Ci sono voluti oltre trent’anni prima che la mia curiosità di lettore di romanzi mi portasse in contatto con Nomadi (1987). E’ questo il titolo del monumentale terzo romanzo storico, di oltre 1200 pagine, scaturito dalla penna di Gary Jennings.
Il singolare scrittore statunitense, scomparso nel 1999, entra a far parte dei miei autori preferiti verso il 1984/85 attraverso il suo primo romanzo L’Atzeco (1980).
Il fascino dell’argomento – la storia dell’impero Atzeco prima e durante l’arrivo degli spagnoli, attrae la mia attenzione in una libreria di Varese. Lo sfoglio e poi, incuriosito, decido di superare le mie perplessità iniziali dovute alla eccezionale dimensione del volume (1024 pagine) e lo compro.
Il racconto è interessante. Il libro scorre bene e, in pochi giorni, lo divoro con grande interesse restandone affascinato. Poi negli anni, scopro Il viaggiatore (1984) – la sconcertante riscrittura de ‘Il milione’ di Marco Polo.
E poi ancora Il predatore, ed i diversi sequel de L’Azteco, in gran parte postumi. Diversamente dalle mie abitudini, negli anni ritorno sui primi due libri, e finisco di leggerli e rileggerli più volte senza che il piacere della scoperta venga in qualche modo limitato. Anzi!
Gary Jennings è uno scrittore che viene definito ‘storico’, anche se tale collocazione può risultare un po’ azzardata. I suoi romanzi sono, a mio avviso, romanzi di fantasy inseriti in una cornice storica autentica. Nella quale però gli eventi descritti ed i personaggi con le loro storie appartengono alla straordinaria visione fantastica dello scrittore.

COSA SI CHIEDE
[1] Secondo il testo su Gary Jennings, quante pagine conta il romanzo Nomadi?
[2] Per favore, continua il testo su Gary Jennings a partire dall'ultima frase riportata.

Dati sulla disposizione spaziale
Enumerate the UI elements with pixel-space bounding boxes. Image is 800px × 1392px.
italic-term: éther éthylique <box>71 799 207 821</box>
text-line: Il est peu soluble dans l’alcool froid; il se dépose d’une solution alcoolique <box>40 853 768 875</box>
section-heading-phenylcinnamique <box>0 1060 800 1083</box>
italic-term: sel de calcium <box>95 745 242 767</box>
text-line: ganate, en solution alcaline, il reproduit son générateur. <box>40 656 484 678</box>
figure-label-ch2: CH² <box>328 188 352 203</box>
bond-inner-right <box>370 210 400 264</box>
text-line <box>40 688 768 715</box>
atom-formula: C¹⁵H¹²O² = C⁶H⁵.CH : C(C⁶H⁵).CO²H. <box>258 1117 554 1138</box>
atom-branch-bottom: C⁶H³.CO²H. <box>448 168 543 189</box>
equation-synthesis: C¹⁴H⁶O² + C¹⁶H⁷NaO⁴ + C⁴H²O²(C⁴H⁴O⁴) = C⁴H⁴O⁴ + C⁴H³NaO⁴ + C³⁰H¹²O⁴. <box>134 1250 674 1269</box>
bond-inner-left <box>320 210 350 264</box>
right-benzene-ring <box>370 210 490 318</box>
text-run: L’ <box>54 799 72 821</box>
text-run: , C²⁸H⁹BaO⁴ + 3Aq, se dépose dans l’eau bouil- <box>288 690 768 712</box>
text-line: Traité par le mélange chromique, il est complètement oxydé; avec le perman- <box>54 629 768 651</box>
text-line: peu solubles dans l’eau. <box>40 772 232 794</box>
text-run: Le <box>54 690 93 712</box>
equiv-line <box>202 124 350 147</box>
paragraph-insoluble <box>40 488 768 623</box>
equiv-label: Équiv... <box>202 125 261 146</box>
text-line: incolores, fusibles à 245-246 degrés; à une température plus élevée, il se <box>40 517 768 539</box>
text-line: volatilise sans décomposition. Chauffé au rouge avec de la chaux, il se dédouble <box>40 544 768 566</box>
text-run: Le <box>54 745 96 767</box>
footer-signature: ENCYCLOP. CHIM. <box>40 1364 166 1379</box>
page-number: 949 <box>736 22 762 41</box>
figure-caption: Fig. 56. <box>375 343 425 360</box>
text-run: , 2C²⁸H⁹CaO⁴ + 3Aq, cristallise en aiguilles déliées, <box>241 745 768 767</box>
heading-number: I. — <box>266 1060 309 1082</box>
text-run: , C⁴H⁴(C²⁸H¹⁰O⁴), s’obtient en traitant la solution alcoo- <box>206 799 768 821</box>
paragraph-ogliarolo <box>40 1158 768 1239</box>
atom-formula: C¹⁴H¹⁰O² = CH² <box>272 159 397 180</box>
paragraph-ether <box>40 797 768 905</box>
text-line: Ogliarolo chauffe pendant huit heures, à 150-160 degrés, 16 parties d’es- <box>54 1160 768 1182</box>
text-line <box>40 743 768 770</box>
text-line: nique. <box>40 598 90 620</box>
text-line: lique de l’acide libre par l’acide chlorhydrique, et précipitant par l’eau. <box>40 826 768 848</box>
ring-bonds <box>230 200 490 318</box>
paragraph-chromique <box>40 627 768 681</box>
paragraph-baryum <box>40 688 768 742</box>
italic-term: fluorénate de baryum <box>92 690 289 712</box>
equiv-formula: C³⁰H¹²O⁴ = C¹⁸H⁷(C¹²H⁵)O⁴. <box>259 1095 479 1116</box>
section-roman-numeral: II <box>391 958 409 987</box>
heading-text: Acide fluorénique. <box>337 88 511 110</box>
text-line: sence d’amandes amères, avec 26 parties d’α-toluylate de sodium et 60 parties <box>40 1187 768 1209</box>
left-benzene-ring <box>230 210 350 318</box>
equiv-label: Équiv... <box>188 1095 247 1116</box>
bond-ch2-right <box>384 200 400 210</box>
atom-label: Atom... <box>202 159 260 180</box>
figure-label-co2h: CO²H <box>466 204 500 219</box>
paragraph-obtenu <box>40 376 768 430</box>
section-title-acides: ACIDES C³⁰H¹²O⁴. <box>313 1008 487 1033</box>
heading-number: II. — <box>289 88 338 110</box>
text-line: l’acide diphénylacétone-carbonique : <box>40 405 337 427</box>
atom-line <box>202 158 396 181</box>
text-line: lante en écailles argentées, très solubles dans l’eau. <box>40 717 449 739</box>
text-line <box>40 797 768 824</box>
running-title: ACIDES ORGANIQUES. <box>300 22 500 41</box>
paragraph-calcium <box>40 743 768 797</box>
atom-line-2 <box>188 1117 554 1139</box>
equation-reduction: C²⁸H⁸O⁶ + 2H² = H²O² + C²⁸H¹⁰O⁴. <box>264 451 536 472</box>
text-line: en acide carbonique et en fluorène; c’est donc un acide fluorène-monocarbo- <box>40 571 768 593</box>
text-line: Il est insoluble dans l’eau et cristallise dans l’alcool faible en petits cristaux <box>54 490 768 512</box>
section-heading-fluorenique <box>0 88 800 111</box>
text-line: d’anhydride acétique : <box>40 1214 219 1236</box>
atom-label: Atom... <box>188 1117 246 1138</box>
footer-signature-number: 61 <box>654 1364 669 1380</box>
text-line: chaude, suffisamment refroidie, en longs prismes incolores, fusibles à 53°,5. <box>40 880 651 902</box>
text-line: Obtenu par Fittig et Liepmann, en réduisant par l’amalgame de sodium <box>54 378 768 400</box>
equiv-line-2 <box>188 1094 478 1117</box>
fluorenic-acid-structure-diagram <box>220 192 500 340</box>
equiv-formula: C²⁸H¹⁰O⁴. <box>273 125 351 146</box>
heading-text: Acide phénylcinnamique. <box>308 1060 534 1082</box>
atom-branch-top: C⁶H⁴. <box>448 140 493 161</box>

SOLUZIONI
[1] Oltre 1200 pagine.

[2]
Nomadi o ‘Spangle’
‘Spangle’ è il titolo originale inglese del suo terzo romanzo pubblicato negli USA nel 1987. Nel linguaggio anglosassone ‘spangle’ sta per ‘lustrino’ o ‘paglietta’ e riconduce al tema vero del romanzo, cioè al Circo ed ai suoi protagonisti.
Nell’introduzione di Nomadi dell’edizione digitale italiana (Rizzoli BUR con la traduzione di Alessandra Cremonesi Cambieri) trovo scritto:
“Sono nomadi: Florian, Madame Solitarie, Clover Lee, Magpie Maggie Hag, il nano Tiny Tim Trimm… Il loro Florilegium è un piccolo circo. È il 1865.
Percorrono le strade poco battute della Virginia e alzano il loro tendone dove capita. In cerca di successo, decidono di attraversare l’oceano per esibirsi in Europa: dall’Italia alla Germania, dalla Russia alla Francia. Viaggi picareschi, durante i quali si uniscono alla carovana circensi di tutto il mondo. Alcuni muoiono tragicamente, altri si innamorano, e lasciano la compagnia. Ma lo spettacolo continua e per poche ore offre una favola, un sogno.”
Il contenuto del romanzo
“Dopo la conclusione della guerra di secessione americana due soldati confederati, il colonnello Zachary Edge e il suo sergente Obie Yount, incontrano casualmente la sgangherata compagnia circense del Fiorente Florilegio delle Meraviglie di Florian, che faticosamente tenta di riprendere la propria attività dopo la sospensione dovuta alla guerra. Pur con qualche titubanza iniziale i due decidono di unirsi alla compagnia.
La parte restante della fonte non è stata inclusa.